- _Description of the task_: Check each line of the records below for the word "JSON" and copy those where it appears.

- _The data_:
--- begin ---
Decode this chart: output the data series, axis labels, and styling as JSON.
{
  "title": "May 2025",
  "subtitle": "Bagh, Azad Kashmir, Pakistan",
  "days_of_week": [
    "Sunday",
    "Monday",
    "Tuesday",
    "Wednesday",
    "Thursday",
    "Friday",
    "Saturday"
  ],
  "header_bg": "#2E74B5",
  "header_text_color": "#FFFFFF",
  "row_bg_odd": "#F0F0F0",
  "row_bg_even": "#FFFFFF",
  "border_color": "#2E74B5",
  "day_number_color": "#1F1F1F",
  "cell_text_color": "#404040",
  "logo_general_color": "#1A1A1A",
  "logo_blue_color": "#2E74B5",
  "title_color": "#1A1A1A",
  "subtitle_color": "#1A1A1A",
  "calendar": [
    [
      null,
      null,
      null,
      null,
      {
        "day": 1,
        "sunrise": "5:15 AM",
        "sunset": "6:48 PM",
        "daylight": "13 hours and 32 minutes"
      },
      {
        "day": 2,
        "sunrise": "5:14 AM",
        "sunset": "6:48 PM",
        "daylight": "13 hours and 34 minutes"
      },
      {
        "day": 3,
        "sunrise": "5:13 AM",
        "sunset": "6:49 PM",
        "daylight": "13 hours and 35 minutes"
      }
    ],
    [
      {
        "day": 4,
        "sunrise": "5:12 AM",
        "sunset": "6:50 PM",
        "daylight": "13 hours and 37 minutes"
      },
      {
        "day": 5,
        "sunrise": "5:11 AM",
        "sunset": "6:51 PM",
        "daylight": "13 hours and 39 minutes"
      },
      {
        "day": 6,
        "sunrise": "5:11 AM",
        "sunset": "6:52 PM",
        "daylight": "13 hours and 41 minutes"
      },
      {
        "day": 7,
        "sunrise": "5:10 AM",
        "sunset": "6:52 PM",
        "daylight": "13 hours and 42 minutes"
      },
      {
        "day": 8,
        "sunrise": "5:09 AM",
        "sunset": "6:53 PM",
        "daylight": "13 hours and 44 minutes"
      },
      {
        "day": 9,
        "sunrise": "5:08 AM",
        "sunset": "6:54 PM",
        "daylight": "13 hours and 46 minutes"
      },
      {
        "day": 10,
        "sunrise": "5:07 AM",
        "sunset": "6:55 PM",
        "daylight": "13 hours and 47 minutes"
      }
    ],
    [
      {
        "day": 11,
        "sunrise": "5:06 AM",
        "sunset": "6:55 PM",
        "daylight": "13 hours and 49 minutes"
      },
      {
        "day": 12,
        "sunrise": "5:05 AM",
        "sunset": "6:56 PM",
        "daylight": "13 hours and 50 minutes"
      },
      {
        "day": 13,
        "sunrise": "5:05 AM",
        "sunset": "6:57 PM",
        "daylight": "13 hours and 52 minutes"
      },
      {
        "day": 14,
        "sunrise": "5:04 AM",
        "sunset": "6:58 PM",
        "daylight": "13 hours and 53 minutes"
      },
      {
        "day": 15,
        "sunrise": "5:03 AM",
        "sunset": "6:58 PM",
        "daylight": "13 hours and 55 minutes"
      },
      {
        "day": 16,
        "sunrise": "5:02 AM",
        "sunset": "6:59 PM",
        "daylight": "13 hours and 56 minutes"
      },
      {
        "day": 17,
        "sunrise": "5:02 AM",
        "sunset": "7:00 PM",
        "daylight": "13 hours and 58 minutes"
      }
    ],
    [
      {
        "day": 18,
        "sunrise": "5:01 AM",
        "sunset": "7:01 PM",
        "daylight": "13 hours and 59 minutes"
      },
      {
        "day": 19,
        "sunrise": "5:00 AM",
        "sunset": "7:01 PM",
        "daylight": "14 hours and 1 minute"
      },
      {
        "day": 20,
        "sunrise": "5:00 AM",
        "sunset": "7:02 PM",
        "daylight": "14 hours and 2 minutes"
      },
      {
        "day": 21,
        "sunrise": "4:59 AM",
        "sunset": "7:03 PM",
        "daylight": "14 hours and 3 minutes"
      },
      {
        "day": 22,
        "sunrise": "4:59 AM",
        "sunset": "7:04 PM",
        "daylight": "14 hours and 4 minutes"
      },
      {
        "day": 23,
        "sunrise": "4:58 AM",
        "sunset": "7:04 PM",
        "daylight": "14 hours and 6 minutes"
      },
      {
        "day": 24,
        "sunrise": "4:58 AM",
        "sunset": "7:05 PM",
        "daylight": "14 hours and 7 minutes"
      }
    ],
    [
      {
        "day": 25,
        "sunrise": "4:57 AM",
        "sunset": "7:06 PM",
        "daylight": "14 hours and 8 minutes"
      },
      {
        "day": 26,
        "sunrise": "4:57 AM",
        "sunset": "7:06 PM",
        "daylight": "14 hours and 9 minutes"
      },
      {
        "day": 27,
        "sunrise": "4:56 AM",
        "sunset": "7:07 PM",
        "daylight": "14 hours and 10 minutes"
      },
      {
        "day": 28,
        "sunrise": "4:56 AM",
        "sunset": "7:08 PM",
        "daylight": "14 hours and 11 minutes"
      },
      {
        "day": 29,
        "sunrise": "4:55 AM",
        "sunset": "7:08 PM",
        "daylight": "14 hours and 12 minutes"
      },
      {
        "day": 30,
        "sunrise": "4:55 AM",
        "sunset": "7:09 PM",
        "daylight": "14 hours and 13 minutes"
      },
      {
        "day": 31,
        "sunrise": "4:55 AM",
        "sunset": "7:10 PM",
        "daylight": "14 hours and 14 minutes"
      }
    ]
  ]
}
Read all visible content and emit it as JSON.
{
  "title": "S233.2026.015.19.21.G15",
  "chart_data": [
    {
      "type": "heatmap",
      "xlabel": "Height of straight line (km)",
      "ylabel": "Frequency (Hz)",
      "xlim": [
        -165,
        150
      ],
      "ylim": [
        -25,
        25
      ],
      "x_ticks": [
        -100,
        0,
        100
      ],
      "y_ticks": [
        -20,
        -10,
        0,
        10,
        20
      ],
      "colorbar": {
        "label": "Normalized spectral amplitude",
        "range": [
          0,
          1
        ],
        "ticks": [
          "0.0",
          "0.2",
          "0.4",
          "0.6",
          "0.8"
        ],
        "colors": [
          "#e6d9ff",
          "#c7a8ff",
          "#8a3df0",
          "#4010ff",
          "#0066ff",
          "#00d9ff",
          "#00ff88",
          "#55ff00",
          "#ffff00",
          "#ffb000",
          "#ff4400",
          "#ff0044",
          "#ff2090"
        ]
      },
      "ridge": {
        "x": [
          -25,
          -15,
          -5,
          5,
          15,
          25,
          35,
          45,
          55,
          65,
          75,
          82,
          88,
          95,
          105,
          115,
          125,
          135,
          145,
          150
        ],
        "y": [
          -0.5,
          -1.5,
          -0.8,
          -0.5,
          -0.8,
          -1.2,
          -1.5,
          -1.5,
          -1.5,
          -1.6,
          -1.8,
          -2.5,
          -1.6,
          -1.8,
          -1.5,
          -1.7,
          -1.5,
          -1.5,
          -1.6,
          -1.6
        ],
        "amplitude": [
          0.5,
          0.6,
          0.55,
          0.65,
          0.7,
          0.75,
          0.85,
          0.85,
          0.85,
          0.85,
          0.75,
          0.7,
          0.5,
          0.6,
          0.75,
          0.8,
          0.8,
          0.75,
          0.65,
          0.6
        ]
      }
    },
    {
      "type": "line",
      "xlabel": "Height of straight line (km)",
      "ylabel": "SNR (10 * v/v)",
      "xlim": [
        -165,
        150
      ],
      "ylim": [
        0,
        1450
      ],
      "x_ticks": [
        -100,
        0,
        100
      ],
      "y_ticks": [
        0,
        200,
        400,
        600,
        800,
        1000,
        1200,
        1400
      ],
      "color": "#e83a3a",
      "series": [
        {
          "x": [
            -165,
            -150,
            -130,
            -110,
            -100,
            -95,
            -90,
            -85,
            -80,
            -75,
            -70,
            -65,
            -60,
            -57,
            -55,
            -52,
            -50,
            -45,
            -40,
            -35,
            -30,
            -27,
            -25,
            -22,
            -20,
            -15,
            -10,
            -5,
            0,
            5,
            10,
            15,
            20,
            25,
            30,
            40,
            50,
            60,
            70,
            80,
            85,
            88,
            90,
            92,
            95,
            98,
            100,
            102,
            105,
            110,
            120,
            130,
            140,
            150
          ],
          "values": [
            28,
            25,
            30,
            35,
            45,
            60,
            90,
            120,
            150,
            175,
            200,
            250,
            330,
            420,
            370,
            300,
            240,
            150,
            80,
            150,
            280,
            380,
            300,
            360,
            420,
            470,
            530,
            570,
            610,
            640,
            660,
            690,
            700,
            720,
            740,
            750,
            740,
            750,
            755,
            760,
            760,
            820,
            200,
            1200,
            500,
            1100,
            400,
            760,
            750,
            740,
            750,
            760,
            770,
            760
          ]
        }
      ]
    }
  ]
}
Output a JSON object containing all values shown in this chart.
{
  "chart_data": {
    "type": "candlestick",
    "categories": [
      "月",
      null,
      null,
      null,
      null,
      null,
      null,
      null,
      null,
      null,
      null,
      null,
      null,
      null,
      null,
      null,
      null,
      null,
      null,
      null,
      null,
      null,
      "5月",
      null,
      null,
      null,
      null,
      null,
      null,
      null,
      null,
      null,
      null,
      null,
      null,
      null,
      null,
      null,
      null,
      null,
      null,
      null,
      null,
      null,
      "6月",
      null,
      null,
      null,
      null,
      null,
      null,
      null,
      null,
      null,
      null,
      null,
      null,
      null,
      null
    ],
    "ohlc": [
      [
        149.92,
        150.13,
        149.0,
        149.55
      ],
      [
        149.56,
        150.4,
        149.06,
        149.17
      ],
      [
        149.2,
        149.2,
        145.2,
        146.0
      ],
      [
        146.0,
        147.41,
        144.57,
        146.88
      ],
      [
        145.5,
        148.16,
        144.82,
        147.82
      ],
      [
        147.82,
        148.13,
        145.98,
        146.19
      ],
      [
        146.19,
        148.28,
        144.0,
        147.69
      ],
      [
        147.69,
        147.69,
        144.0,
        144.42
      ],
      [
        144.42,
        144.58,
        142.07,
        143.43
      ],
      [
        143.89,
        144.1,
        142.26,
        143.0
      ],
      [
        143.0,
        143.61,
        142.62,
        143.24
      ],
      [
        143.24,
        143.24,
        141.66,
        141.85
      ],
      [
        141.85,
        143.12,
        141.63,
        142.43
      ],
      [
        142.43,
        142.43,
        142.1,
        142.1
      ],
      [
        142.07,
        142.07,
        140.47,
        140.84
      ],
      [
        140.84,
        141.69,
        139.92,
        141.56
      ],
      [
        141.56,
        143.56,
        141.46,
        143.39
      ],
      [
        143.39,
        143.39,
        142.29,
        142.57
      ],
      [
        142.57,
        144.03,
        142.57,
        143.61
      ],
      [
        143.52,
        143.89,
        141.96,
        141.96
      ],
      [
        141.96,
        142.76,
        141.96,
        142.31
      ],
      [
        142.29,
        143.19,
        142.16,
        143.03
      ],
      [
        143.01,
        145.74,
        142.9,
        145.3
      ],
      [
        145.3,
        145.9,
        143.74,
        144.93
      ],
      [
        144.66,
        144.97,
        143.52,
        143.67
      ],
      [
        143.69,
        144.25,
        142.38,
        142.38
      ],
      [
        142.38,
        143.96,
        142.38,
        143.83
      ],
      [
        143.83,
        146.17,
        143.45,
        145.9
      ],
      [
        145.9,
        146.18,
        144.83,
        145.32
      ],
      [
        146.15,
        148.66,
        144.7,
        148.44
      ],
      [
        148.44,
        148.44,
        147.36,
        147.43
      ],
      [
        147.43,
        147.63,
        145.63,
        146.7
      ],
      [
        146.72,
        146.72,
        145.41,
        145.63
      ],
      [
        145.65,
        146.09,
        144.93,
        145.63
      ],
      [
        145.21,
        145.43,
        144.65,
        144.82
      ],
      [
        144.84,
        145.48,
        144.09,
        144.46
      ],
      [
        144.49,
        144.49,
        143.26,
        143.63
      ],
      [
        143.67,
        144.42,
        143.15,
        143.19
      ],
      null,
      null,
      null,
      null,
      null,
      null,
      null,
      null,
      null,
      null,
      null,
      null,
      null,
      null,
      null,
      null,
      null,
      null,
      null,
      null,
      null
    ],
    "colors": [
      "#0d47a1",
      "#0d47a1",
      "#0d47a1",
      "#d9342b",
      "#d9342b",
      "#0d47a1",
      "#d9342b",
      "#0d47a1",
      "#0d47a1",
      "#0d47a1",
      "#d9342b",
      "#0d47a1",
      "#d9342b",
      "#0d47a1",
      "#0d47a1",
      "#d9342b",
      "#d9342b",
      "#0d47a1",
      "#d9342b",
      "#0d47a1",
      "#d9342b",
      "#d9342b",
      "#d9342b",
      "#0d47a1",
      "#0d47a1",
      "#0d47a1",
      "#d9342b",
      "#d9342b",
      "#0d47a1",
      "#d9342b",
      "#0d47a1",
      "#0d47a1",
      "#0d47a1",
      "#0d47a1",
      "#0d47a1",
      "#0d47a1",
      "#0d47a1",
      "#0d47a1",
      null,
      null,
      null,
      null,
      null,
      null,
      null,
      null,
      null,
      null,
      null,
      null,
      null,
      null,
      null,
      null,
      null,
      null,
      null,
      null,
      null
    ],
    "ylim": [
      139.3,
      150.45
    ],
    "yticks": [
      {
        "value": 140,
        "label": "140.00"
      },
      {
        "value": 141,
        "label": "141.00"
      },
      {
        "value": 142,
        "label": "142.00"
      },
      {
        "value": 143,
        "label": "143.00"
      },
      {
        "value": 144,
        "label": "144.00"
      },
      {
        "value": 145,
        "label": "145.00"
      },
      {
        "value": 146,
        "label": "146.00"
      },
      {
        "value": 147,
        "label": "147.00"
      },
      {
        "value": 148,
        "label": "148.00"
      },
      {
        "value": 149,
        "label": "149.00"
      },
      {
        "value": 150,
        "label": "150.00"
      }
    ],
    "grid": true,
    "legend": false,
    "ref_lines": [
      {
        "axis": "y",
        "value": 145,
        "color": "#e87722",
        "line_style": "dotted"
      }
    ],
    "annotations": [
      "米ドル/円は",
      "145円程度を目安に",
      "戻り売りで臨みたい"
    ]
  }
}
--- end ---
- _Full solution_:
Decode this chart: output the data series, axis labels, and styling as JSON.
Read all visible content and emit it as JSON.
Output a JSON object containing all values shown in this chart.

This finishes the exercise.